[Dataset rows about figures]
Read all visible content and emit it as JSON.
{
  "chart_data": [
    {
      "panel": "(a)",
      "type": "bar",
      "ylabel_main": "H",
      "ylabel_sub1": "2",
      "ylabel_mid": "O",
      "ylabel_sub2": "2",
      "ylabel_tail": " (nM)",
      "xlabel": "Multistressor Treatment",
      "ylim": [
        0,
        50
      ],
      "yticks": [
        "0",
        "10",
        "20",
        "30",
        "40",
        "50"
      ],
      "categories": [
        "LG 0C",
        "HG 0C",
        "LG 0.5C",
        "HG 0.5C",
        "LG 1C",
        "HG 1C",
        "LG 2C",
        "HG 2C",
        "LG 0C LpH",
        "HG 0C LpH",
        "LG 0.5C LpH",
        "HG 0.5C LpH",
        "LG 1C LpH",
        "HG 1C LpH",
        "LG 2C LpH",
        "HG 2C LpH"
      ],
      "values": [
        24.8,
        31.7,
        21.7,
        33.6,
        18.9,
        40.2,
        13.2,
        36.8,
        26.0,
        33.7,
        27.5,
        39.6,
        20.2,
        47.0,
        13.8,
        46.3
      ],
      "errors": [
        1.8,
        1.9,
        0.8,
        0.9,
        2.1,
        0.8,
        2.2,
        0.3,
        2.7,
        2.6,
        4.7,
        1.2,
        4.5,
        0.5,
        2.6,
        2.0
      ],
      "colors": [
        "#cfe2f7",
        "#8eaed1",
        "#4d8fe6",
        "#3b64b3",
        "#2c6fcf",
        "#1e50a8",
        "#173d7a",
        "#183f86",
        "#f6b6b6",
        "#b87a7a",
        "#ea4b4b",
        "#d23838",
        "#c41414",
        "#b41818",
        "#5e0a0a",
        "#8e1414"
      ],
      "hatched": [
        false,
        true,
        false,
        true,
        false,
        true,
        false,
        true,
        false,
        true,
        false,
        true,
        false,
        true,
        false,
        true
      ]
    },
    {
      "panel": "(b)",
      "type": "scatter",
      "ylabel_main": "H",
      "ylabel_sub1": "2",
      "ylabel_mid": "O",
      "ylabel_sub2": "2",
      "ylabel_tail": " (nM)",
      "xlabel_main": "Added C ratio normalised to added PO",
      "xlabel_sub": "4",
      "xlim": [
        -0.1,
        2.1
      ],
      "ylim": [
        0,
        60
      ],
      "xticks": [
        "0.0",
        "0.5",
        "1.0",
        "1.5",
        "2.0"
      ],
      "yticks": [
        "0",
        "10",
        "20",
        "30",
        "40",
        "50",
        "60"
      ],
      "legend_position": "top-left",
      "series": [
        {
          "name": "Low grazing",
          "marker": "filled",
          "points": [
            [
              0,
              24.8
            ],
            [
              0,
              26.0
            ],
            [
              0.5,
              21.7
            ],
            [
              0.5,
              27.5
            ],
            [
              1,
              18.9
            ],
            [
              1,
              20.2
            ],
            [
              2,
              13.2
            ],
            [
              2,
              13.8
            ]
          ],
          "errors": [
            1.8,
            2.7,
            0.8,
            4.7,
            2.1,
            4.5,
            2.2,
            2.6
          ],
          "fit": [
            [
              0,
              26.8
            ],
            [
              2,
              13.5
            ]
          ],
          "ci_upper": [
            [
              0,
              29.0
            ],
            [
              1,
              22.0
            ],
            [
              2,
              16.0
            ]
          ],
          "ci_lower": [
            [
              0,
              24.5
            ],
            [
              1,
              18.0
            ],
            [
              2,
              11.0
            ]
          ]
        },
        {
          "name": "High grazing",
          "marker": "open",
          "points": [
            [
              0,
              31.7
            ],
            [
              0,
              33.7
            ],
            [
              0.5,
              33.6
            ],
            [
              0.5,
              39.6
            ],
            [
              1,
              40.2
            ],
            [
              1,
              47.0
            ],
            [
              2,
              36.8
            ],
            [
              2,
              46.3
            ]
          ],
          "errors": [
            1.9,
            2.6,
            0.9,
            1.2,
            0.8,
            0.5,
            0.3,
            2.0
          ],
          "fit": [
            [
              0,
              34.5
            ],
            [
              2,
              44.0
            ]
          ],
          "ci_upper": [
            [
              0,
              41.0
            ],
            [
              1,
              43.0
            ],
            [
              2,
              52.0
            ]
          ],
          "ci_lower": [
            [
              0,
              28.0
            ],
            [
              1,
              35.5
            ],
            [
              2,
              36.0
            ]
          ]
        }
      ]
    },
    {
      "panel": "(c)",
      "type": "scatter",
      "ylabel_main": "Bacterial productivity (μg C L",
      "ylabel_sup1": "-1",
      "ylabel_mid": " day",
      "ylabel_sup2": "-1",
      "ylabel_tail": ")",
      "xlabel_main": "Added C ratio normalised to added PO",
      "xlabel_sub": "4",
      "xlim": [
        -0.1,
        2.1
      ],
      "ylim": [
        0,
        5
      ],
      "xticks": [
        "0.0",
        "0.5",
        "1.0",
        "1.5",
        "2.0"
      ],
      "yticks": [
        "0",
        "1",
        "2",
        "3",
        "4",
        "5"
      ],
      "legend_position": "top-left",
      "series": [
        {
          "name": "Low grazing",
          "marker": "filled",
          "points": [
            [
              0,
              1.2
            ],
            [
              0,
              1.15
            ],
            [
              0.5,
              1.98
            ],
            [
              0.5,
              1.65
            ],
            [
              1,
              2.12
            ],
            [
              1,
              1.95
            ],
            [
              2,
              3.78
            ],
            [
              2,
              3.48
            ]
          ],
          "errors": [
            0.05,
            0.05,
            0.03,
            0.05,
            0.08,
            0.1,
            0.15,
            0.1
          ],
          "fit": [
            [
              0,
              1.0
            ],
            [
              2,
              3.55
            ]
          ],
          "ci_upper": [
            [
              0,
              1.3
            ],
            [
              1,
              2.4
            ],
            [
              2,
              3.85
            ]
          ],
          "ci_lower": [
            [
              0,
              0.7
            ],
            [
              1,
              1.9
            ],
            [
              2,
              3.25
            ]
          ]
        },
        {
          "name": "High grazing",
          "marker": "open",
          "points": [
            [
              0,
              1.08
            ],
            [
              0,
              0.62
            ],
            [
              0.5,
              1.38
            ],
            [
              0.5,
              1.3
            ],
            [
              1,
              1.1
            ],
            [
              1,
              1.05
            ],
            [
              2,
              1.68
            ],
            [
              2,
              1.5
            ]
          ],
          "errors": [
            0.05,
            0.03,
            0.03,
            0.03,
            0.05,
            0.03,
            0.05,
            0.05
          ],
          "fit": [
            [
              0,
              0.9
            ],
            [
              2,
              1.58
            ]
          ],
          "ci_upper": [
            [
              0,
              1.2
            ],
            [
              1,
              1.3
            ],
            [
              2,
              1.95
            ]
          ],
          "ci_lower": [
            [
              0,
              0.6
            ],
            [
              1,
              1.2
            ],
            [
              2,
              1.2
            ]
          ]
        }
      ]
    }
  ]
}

PROBLEM DETAILS =>
Every record should be given again exactly.

OUTPUT =>
Read all visible content and emit it as JSON.
{
  "chart_data": [
    {
      "panel": "(a)",
      "type": "bar",
      "ylabel_main": "H",
      "ylabel_sub1": "2",
      "ylabel_mid": "O",
      "ylabel_sub2": "2",
      "ylabel_tail": " (nM)",
      "xlabel": "Multistressor Treatment",
      "ylim": [
        0,
        50
      ],
      "yticks": [
        "0",
        "10",
        "20",
        "30",
        "40",
        "50"
      ],
      "categories": [
        "LG 0C",
        "HG 0C",
        "LG 0.5C",
        "HG 0.5C",
        "LG 1C",
        "HG 1C",
        "LG 2C",
        "HG 2C",
        "LG 0C LpH",
        "HG 0C LpH",
        "LG 0.5C LpH",
        "HG 0.5C LpH",
        "LG 1C LpH",
        "HG 1C LpH",
        "LG 2C LpH",
        "HG 2C LpH"
      ],
      "values": [
        24.8,
        31.7,
        21.7,
        33.6,
        18.9,
        40.2,
        13.2,
        36.8,
        26.0,
        33.7,
        27.5,
        39.6,
        20.2,
        47.0,
        13.8,
        46.3
      ],
      "errors": [
        1.8,
        1.9,
        0.8,
        0.9,
        2.1,
        0.8,
        2.2,
        0.3,
        2.7,
        2.6,
        4.7,
        1.2,
        4.5,
        0.5,
        2.6,
        2.0
      ],
      "colors": [
        "#cfe2f7",
        "#8eaed1",
        "#4d8fe6",
        "#3b64b3",
        "#2c6fcf",
        "#1e50a8",
        "#173d7a",
        "#183f86",
        "#f6b6b6",
        "#b87a7a",
        "#ea4b4b",
        "#d23838",
        "#c41414",
        "#b41818",
        "#5e0a0a",
        "#8e1414"
      ],
      "hatched": [
        false,
        true,
        false,
        true,
        false,
        true,
        false,
        true,
        false,
        true,
        false,
        true,
        false,
        true,
        false,
        true
      ]
    },
    {
      "panel": "(b)",
      "type": "scatter",
      "ylabel_main": "H",
      "ylabel_sub1": "2",
      "ylabel_mid": "O",
      "ylabel_sub2": "2",
      "ylabel_tail": " (nM)",
      "xlabel_main": "Added C ratio normalised to added PO",
      "xlabel_sub": "4",
      "xlim": [
        -0.1,
        2.1
      ],
      "ylim": [
        0,
        60
      ],
      "xticks": [
        "0.0",
        "0.5",
        "1.0",
        "1.5",
        "2.0"
      ],
      "yticks": [
        "0",
        "10",
        "20",
        "30",
        "40",
        "50",
        "60"
      ],
      "legend_position": "top-left",
      "series": [
        {
          "name": "Low grazing",
          "marker": "filled",
          "points": [
            [
              0,
              24.8
            ],
            [
              0,
              26.0
            ],
            [
              0.5,
              21.7
            ],
            [
              0.5,
              27.5
            ],
            [
              1,
              18.9
            ],
            [
              1,
              20.2
            ],
            [
              2,
              13.2
            ],
            [
              2,
              13.8
            ]
          ],
          "errors": [
            1.8,
            2.7,
            0.8,
            4.7,
            2.1,
            4.5,
            2.2,
            2.6
          ],
          "fit": [
            [
              0,
              26.8
            ],
            [
              2,
              13.5
            ]
          ],
          "ci_upper": [
            [
              0,
              29.0
            ],
            [
              1,
              22.0
            ],
            [
              2,
              16.0
            ]
          ],
          "ci_lower": [
            [
              0,
              24.5
            ],
            [
              1,
              18.0
            ],
            [
              2,
              11.0
            ]
          ]
        },
        {
          "name": "High grazing",
          "marker": "open",
          "points": [
            [
              0,
              31.7
            ],
            [
              0,
              33.7
            ],
            [
              0.5,
              33.6
            ],
            [
              0.5,
              39.6
            ],
            [
              1,
              40.2
            ],
            [
              1,
              47.0
            ],
            [
              2,
              36.8
            ],
            [
              2,
              46.3
            ]
          ],
          "errors": [
            1.9,
            2.6,
            0.9,
            1.2,
            0.8,
            0.5,
            0.3,
            2.0
          ],
          "fit": [
            [
              0,
              34.5
            ],
            [
              2,
              44.0
            ]
          ],
          "ci_upper": [
            [
              0,
              41.0
            ],
            [
              1,
              43.0
            ],
            [
              2,
              52.0
            ]
          ],
          "ci_lower": [
            [
              0,
              28.0
            ],
            [
              1,
              35.5
            ],
            [
              2,
              36.0
            ]
          ]
        }
      ]
    },
    {
      "panel": "(c)",
      "type": "scatter",
      "ylabel_main": "Bacterial productivity (μg C L",
      "ylabel_sup1": "-1",
      "ylabel_mid": " day",
      "ylabel_sup2": "-1",
      "ylabel_tail": ")",
      "xlabel_main": "Added C ratio normalised to added PO",
      "xlabel_sub": "4",
      "xlim": [
        -0.1,
        2.1
      ],
      "ylim": [
        0,
        5
      ],
      "xticks": [
        "0.0",
        "0.5",
        "1.0",
        "1.5",
        "2.0"
      ],
      "yticks": [
        "0",
        "1",
        "2",
        "3",
        "4",
        "5"
      ],
      "legend_position": "top-left",
      "series": [
        {
          "name": "Low grazing",
          "marker": "filled",
          "points": [
            [
              0,
              1.2
            ],
            [
              0,
              1.15
            ],
            [
              0.5,
              1.98
            ],
            [
              0.5,
              1.65
            ],
            [
              1,
              2.12
            ],
            [
              1,
              1.95
            ],
            [
              2,
              3.78
            ],
            [
              2,
              3.48
            ]
          ],
          "errors": [
            0.05,
            0.05,
            0.03,
            0.05,
            0.08,
            0.1,
            0.15,
            0.1
          ],
          "fit": [
            [
              0,
              1.0
            ],
            [
              2,
              3.55
            ]
          ],
          "ci_upper": [
            [
              0,
              1.3
            ],
            [
              1,
              2.4
            ],
            [
              2,
              3.85
            ]
          ],
          "ci_lower": [
            [
              0,
              0.7
            ],
            [
              1,
              1.9
            ],
            [
              2,
              3.25
            ]
          ]
        },
        {
          "name": "High grazing",
          "marker": "open",
          "points": [
            [
              0,
              1.08
            ],
            [
              0,
              0.62
            ],
            [
              0.5,
              1.38
            ],
            [
              0.5,
              1.3
            ],
            [
              1,
              1.1
            ],
            [
              1,
              1.05
            ],
            [
              2,
              1.68
            ],
            [
              2,
              1.5
            ]
          ],
          "errors": [
            0.05,
            0.03,
            0.03,
            0.03,
            0.05,
            0.03,
            0.05,
            0.05
          ],
          "fit": [
            [
              0,
              0.9
            ],
            [
              2,
              1.58
            ]
          ],
          "ci_upper": [
            [
              0,
              1.2
            ],
            [
              1,
              1.3
            ],
            [
              2,
              1.95
            ]
          ],
          "ci_lower": [
            [
              0,
              0.6
            ],
            [
              1,
              1.2
            ],
            [
              2,
              1.2
            ]
          ]
        }
      ]
    }
  ]
}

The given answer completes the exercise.